**What to do**.
Look for the string "long" in the lines and copy each line that has it.

**Material provided**.

--------------------

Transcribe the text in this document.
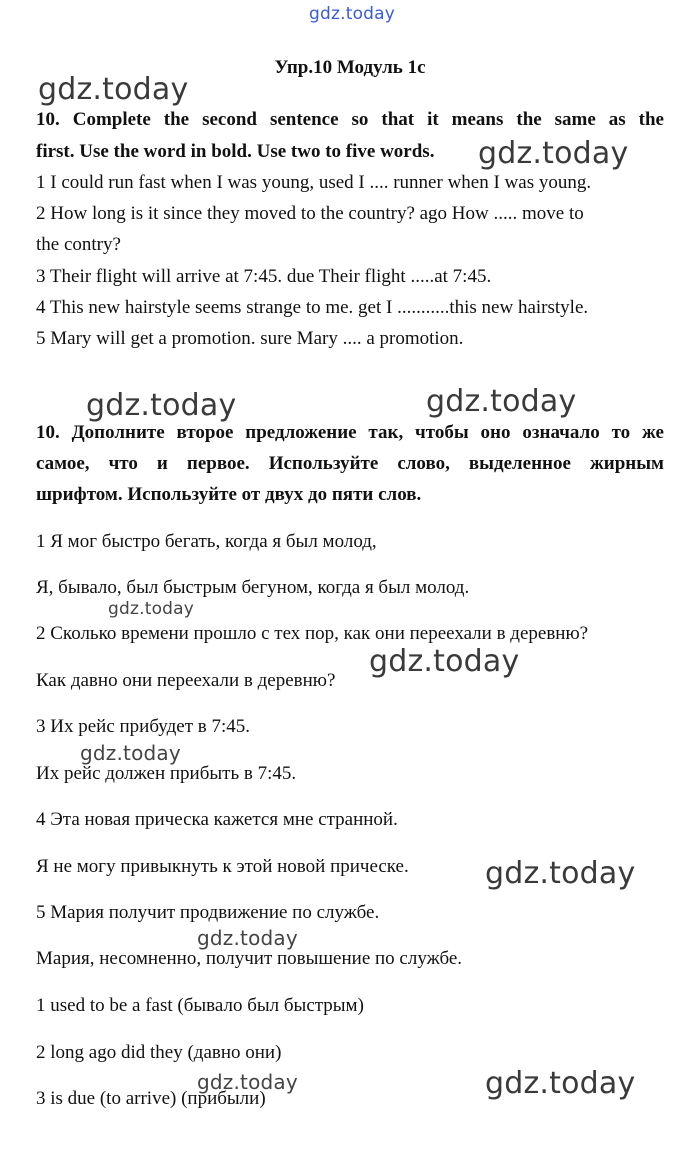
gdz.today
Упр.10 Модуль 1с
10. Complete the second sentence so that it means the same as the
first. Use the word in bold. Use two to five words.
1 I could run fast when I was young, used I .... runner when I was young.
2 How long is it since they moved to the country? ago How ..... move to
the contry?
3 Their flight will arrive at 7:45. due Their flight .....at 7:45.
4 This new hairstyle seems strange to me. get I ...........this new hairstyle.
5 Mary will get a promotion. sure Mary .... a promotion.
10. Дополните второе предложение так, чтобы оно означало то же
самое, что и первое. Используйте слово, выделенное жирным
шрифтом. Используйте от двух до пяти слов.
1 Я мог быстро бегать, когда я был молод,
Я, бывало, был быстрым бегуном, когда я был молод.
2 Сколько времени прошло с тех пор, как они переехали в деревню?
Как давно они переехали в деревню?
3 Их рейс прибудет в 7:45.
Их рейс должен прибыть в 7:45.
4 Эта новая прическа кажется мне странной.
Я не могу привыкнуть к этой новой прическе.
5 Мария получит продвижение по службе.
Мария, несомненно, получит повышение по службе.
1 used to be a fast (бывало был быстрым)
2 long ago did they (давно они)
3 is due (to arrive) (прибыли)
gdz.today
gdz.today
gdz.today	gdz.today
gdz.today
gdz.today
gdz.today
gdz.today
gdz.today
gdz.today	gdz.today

--------------------

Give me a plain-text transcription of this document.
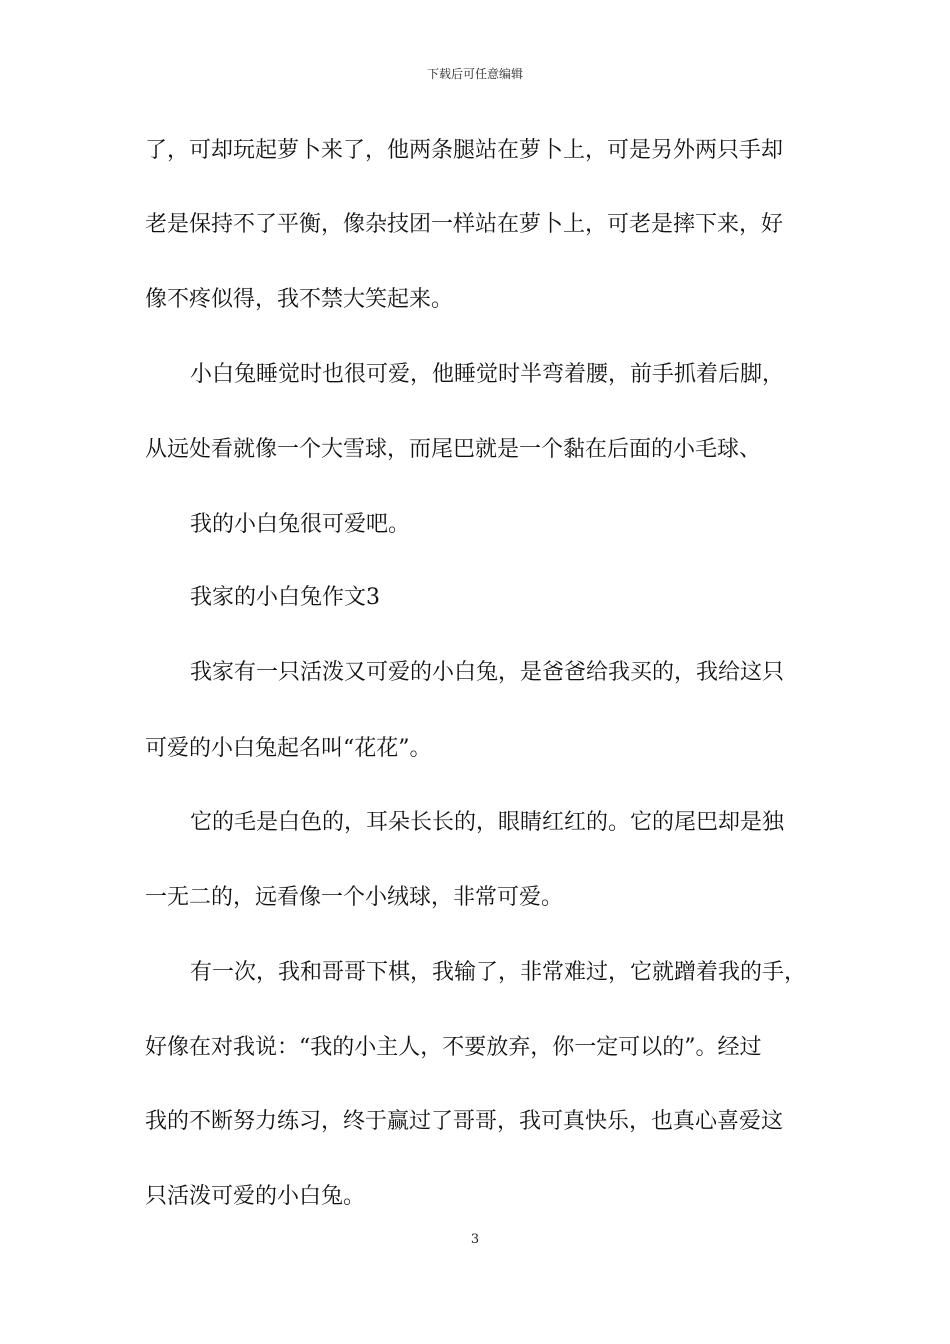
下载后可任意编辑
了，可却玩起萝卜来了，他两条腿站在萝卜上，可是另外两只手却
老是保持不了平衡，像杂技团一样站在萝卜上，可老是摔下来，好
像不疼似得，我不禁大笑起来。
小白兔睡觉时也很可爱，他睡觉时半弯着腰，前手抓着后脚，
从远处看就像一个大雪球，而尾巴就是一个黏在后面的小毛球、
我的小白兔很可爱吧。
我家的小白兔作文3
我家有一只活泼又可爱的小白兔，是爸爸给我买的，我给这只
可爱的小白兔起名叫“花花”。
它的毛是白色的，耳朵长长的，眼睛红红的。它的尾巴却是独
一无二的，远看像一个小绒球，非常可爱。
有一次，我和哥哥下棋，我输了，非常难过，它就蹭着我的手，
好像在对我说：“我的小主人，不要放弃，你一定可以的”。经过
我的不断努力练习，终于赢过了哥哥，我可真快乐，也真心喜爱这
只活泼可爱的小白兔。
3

--------------------

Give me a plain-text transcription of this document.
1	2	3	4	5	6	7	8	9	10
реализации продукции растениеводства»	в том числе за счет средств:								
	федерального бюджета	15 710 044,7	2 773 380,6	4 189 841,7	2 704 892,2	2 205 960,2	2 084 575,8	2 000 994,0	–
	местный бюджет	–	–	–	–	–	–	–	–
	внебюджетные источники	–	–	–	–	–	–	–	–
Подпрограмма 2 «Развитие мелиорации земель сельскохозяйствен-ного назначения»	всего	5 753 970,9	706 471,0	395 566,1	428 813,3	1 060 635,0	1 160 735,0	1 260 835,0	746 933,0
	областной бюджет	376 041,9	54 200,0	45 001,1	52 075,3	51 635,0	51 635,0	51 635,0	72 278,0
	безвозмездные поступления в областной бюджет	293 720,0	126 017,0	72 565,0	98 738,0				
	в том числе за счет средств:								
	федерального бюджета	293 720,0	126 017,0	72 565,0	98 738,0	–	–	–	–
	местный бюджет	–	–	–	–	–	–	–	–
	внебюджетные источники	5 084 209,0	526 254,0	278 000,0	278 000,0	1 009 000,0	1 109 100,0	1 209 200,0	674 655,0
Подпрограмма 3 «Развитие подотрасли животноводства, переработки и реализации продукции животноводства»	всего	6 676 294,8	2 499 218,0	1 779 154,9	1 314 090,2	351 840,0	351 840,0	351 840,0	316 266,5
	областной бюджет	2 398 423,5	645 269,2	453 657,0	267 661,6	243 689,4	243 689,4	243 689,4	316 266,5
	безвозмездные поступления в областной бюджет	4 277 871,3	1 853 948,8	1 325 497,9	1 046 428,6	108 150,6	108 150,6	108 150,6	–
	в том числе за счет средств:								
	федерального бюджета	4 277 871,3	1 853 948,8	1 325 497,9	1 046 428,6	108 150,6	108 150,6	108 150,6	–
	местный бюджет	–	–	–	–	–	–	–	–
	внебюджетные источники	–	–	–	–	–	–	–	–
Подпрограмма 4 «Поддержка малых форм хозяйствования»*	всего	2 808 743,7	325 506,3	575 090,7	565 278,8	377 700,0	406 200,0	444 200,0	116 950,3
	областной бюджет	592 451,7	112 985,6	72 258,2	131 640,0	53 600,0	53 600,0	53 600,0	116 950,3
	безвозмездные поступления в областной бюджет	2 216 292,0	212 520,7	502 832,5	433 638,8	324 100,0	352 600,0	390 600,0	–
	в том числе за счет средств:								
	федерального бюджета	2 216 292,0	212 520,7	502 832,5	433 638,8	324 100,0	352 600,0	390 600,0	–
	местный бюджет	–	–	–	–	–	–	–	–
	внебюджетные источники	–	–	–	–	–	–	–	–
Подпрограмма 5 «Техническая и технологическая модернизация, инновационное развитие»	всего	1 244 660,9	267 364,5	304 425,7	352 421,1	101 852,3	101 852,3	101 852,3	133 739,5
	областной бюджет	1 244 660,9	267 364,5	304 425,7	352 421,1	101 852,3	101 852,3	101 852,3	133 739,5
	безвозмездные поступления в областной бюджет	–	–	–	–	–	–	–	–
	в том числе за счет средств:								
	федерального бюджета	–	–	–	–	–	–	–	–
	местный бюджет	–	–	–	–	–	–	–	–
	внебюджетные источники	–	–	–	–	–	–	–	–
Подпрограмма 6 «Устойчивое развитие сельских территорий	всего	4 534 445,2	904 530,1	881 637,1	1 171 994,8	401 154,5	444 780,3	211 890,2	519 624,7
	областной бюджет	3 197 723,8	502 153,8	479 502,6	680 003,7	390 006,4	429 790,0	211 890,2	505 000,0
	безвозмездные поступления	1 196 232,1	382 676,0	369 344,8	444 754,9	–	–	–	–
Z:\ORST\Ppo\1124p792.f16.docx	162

--------------------

**Solution to the problem**.
2 How long is it since they moved to the country? ago How ..... move to
2 long ago did they (давно они)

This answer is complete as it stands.